Exercise requirements>
Wherever "control" appears in a line, list that line.

Data>

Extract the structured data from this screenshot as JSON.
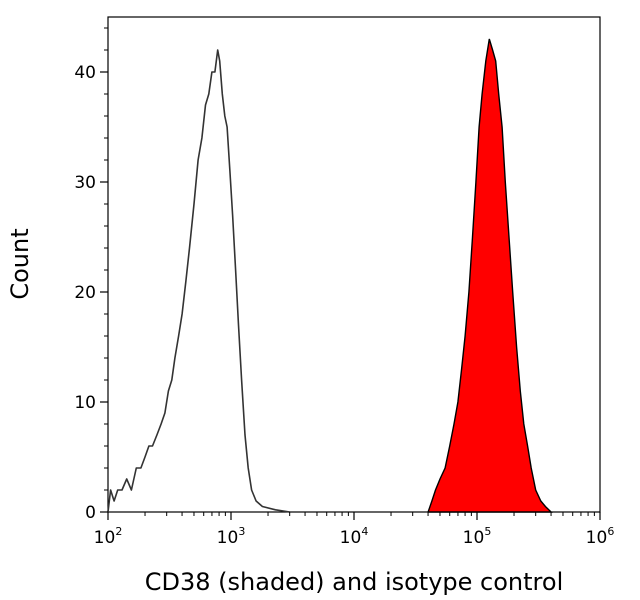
{
  "chart_data": {
    "type": "histogram",
    "title": "",
    "xlabel": "CD38 (shaded) and isotype control",
    "ylabel": "Count",
    "x_scale": "log10",
    "xlim": [
      100,
      1000000
    ],
    "ylim": [
      0,
      45
    ],
    "grid": false,
    "legend": "none",
    "x_ticks": [
      {
        "value": 100,
        "base": "10",
        "exp": "2"
      },
      {
        "value": 1000,
        "base": "10",
        "exp": "3"
      },
      {
        "value": 10000,
        "base": "10",
        "exp": "4"
      },
      {
        "value": 100000,
        "base": "10",
        "exp": "5"
      },
      {
        "value": 1000000,
        "base": "10",
        "exp": "6"
      }
    ],
    "y_ticks": [
      {
        "value": 0,
        "label": "0"
      },
      {
        "value": 10,
        "label": "10"
      },
      {
        "value": 20,
        "label": "20"
      },
      {
        "value": 30,
        "label": "30"
      },
      {
        "value": 40,
        "label": "40"
      }
    ],
    "series": [
      {
        "role": "isotype control (outline)",
        "color": "#333333",
        "filled": false,
        "points": [
          [
            100,
            0
          ],
          [
            105,
            2
          ],
          [
            112,
            1
          ],
          [
            120,
            2
          ],
          [
            130,
            2
          ],
          [
            142,
            3
          ],
          [
            155,
            2
          ],
          [
            170,
            4
          ],
          [
            185,
            4
          ],
          [
            200,
            5
          ],
          [
            215,
            6
          ],
          [
            230,
            6
          ],
          [
            250,
            7
          ],
          [
            270,
            8
          ],
          [
            290,
            9
          ],
          [
            310,
            11
          ],
          [
            330,
            12
          ],
          [
            350,
            14
          ],
          [
            375,
            16
          ],
          [
            400,
            18
          ],
          [
            430,
            21
          ],
          [
            460,
            24
          ],
          [
            500,
            28
          ],
          [
            540,
            32
          ],
          [
            580,
            34
          ],
          [
            620,
            37
          ],
          [
            660,
            38
          ],
          [
            700,
            40
          ],
          [
            740,
            40
          ],
          [
            780,
            42
          ],
          [
            810,
            41
          ],
          [
            850,
            38
          ],
          [
            890,
            36
          ],
          [
            930,
            35
          ],
          [
            980,
            31
          ],
          [
            1030,
            27
          ],
          [
            1090,
            22
          ],
          [
            1150,
            17
          ],
          [
            1220,
            12
          ],
          [
            1300,
            7
          ],
          [
            1380,
            4
          ],
          [
            1470,
            2
          ],
          [
            1600,
            1
          ],
          [
            1800,
            0.5
          ],
          [
            2300,
            0.2
          ],
          [
            3000,
            0
          ]
        ]
      },
      {
        "role": "CD38 (shaded)",
        "color": "#ff0000",
        "outline": "#000000",
        "filled": true,
        "points": [
          [
            40000,
            0
          ],
          [
            43000,
            1
          ],
          [
            46000,
            2
          ],
          [
            50000,
            3
          ],
          [
            55000,
            4
          ],
          [
            60000,
            6
          ],
          [
            65000,
            8
          ],
          [
            70000,
            10
          ],
          [
            75000,
            13
          ],
          [
            80000,
            16
          ],
          [
            86000,
            20
          ],
          [
            92000,
            25
          ],
          [
            98000,
            30
          ],
          [
            104000,
            35
          ],
          [
            110000,
            38
          ],
          [
            118000,
            41
          ],
          [
            126000,
            43
          ],
          [
            134000,
            42
          ],
          [
            142000,
            41
          ],
          [
            150000,
            38
          ],
          [
            160000,
            35
          ],
          [
            170000,
            30
          ],
          [
            182000,
            25
          ],
          [
            195000,
            20
          ],
          [
            210000,
            15
          ],
          [
            225000,
            11
          ],
          [
            240000,
            8
          ],
          [
            258000,
            6
          ],
          [
            276000,
            4
          ],
          [
            300000,
            2
          ],
          [
            330000,
            1
          ],
          [
            360000,
            0.5
          ],
          [
            400000,
            0
          ]
        ]
      }
    ]
  }
}
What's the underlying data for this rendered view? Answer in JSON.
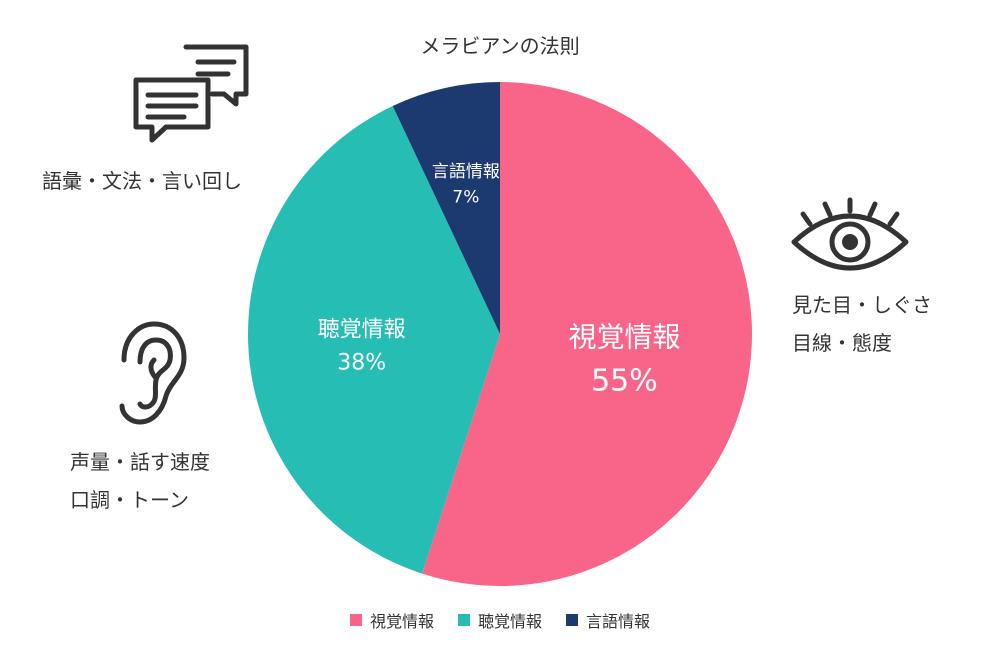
{
  "chart_data": {
    "type": "pie",
    "title": "メラビアンの法則",
    "slices": [
      {
        "label": "視覚情報",
        "value": 55,
        "value_label": "55%",
        "color": "#F86589"
      },
      {
        "label": "聴覚情報",
        "value": 38,
        "value_label": "38%",
        "color": "#26BDB4"
      },
      {
        "label": "言語情報",
        "value": 7,
        "value_label": "7%",
        "color": "#1C3970"
      }
    ],
    "legend_position": "bottom"
  },
  "annotations": {
    "verbal": [
      "語彙・文法・言い回し"
    ],
    "visual": [
      "見た目・しぐさ",
      "目線・態度"
    ],
    "vocal": [
      "声量・話す速度",
      "口調・トーン"
    ]
  },
  "icons": {
    "verbal": "chat-bubbles-icon",
    "visual": "eye-icon",
    "vocal": "ear-icon"
  }
}
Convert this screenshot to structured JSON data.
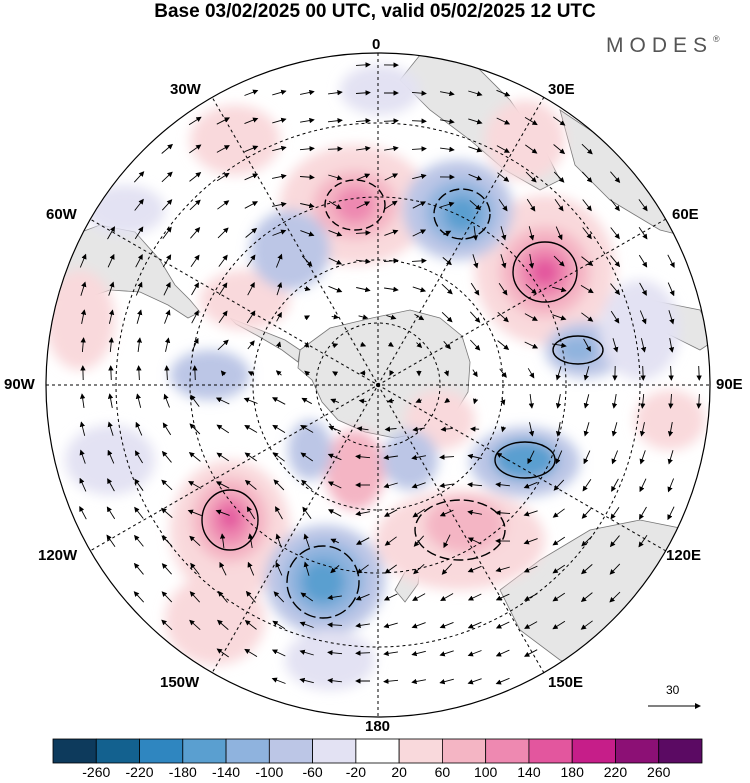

Answer to the exercise>
    "xlabel": "CD38 (shaded) and isotype control",
        "role": "isotype control (outline)",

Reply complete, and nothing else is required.